* [The task] Beginning at the line containing "What data populates", output every line to the end of the data below exactly as it appears.

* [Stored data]
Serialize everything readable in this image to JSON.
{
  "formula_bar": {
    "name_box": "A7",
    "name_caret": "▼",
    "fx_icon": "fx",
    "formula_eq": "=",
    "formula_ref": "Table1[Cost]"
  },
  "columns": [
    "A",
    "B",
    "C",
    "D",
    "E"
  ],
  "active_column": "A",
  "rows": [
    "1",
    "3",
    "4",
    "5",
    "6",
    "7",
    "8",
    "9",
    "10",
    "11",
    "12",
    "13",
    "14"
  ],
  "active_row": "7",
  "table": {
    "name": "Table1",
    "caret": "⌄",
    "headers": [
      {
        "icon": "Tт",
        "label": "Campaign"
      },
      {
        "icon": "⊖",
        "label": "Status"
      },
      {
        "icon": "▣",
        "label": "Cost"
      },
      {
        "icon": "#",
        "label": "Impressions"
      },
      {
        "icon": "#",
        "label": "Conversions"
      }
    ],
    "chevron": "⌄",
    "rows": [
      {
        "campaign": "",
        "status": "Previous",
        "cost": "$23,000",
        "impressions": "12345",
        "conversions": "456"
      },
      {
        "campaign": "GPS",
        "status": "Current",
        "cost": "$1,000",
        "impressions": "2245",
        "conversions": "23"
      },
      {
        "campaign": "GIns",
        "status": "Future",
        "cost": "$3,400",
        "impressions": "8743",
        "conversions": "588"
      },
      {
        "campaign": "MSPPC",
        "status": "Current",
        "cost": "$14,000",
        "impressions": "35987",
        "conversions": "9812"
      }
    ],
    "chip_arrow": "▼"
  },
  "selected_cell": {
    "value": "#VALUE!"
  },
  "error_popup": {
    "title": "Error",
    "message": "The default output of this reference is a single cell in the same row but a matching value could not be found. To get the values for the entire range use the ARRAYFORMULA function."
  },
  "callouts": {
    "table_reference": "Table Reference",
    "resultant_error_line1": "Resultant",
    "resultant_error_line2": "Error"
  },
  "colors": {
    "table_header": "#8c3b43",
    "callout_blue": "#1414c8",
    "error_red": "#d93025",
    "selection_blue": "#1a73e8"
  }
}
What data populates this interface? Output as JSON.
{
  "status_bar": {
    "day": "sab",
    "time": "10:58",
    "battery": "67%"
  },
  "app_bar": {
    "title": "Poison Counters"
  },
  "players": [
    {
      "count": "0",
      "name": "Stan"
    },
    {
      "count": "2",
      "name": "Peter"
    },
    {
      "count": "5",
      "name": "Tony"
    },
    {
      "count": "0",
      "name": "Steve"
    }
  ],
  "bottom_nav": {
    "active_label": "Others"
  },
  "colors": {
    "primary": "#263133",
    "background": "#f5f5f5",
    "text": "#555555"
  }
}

* [Exercise output]
What data populates this interface? Output as JSON.
{
  "status_bar": {
    "day": "sab",
    "time": "10:58",
    "battery": "67%"
  },
  "app_bar": {
    "title": "Poison Counters"
  },
  "players": [
    {
      "count": "0",
      "name": "Stan"
    },
    {
      "count": "2",
      "name": "Peter"
    },
    {
      "count": "5",
      "name": "Tony"
    },
    {
      "count": "0",
      "name": "Steve"
    }
  ],
  "bottom_nav": {
    "active_label": "Others"
  },
  "colors": {
    "primary": "#263133",
    "background": "#f5f5f5",
    "text": "#555555"
  }
}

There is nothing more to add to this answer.